== DATA EXTRACT ==

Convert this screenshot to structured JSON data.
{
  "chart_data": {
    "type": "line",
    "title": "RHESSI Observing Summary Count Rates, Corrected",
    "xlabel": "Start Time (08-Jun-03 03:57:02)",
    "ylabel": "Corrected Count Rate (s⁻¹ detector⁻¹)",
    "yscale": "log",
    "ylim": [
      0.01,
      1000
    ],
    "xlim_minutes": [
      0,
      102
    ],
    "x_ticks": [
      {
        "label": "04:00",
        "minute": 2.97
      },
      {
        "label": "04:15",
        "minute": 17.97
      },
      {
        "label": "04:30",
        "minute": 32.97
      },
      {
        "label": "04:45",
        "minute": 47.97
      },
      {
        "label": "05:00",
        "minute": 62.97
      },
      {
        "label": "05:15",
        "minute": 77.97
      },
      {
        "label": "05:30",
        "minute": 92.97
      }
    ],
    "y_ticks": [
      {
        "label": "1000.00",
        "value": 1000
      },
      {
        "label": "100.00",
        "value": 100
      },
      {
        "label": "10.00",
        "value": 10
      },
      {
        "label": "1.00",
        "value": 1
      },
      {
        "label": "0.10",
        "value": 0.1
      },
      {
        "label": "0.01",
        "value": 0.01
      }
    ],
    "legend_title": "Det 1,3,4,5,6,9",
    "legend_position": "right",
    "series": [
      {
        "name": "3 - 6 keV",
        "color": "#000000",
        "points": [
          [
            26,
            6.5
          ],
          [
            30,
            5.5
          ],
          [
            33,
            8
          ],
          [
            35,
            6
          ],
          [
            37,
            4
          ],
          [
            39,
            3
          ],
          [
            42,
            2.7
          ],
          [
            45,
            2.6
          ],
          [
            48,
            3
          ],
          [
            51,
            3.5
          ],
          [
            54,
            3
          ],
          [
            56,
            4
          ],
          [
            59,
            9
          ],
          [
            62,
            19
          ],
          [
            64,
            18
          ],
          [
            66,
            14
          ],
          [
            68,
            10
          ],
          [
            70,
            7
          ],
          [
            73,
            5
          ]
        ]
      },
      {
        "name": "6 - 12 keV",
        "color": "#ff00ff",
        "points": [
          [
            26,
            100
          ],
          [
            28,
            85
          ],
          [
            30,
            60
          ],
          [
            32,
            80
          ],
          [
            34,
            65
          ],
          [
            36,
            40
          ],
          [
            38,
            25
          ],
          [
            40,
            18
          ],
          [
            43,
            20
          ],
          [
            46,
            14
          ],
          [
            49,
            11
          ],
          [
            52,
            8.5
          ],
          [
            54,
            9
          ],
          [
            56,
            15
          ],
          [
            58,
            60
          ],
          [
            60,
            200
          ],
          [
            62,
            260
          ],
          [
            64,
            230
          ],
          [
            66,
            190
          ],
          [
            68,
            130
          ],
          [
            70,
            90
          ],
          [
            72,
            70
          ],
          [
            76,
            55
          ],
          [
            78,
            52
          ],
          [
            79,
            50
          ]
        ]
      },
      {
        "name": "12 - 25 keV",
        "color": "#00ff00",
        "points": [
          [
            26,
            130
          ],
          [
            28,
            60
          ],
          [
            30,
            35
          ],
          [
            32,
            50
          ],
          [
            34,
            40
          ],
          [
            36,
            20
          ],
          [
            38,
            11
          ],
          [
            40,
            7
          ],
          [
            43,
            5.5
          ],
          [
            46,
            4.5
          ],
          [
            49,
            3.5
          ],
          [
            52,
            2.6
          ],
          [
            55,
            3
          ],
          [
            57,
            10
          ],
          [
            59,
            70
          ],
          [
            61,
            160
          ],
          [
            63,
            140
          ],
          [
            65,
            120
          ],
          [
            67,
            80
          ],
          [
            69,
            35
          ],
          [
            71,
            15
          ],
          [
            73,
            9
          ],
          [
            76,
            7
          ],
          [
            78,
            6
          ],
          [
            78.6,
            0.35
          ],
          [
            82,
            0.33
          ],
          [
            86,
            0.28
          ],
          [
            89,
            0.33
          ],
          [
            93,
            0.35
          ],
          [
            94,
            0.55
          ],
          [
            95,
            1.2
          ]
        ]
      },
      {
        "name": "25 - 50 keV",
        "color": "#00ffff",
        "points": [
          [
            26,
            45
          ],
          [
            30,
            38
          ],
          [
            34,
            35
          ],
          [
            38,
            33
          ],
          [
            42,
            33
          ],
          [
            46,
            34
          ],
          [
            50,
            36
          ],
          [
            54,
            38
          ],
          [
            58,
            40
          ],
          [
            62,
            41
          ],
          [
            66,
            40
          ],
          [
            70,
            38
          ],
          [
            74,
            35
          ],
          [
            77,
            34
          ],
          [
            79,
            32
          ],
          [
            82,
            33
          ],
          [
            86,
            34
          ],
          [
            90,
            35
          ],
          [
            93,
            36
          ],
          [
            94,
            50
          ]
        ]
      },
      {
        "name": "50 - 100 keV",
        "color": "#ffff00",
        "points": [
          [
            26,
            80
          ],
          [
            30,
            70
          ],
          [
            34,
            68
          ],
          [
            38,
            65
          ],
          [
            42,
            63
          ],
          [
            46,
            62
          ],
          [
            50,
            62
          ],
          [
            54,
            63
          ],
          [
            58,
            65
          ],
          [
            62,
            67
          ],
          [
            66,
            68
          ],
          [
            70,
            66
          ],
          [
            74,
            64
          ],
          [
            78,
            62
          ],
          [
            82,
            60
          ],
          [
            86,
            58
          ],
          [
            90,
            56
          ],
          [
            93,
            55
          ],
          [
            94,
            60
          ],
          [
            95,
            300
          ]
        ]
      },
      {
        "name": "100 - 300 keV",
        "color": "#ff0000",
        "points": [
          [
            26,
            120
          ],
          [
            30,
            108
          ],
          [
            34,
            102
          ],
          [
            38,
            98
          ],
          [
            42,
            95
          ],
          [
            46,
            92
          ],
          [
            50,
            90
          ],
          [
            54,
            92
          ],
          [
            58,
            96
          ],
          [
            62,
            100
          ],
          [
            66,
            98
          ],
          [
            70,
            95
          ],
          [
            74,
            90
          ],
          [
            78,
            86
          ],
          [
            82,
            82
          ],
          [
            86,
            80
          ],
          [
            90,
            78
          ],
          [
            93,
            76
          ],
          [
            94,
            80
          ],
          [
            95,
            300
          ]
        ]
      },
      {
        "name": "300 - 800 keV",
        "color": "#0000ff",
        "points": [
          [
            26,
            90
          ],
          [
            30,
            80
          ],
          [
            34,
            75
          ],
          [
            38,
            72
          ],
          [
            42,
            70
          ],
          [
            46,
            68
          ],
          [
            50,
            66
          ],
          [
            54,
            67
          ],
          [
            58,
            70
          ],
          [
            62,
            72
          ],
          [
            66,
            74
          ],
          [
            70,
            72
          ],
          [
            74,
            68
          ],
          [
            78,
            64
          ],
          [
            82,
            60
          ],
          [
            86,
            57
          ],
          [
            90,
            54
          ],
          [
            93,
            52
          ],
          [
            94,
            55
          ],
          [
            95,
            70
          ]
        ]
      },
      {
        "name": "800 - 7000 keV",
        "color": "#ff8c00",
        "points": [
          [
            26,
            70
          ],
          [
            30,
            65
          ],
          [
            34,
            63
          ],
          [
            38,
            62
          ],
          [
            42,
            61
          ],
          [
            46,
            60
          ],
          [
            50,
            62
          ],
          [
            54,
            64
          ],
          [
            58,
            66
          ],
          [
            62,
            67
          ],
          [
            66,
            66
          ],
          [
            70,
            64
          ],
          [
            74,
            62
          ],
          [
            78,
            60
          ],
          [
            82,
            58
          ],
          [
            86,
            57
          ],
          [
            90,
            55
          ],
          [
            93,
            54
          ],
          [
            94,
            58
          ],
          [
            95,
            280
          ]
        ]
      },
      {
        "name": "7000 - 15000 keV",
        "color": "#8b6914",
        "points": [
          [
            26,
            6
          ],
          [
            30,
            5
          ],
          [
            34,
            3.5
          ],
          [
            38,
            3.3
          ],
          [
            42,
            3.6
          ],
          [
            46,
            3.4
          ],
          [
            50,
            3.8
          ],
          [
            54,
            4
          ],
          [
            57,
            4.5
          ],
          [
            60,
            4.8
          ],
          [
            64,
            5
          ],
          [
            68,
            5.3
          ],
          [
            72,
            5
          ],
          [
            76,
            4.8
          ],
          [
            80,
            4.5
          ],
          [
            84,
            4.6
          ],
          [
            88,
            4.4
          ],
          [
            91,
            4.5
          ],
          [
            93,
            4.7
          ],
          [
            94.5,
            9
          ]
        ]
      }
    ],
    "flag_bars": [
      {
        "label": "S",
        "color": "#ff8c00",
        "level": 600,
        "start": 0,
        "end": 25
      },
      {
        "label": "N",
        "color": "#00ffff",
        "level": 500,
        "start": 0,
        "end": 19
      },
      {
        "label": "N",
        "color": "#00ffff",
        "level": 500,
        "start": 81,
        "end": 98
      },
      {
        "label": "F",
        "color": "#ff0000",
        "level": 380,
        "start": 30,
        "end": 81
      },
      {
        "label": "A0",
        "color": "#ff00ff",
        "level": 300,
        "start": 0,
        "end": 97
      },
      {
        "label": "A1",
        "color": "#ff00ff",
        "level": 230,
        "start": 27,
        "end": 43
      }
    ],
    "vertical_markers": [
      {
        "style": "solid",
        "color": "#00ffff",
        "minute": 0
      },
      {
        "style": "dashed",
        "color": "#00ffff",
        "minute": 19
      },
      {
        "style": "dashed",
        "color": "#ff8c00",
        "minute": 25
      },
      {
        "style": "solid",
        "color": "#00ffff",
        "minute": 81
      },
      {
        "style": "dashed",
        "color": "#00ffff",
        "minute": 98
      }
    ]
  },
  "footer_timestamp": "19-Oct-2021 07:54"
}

===

SET TASK -> Extract, from the material above, each line holding the word "name".

WRITTEN ANSWER ->
        "name": "3 - 6 keV",
        "name": "6 - 12 keV",
        "name": "12 - 25 keV",
        "name": "25 - 50 keV",
        "name": "50 - 100 keV",
        "name": "100 - 300 keV",
        "name": "300 - 800 keV",
        "name": "800 - 7000 keV",
        "name": "7000 - 15000 keV",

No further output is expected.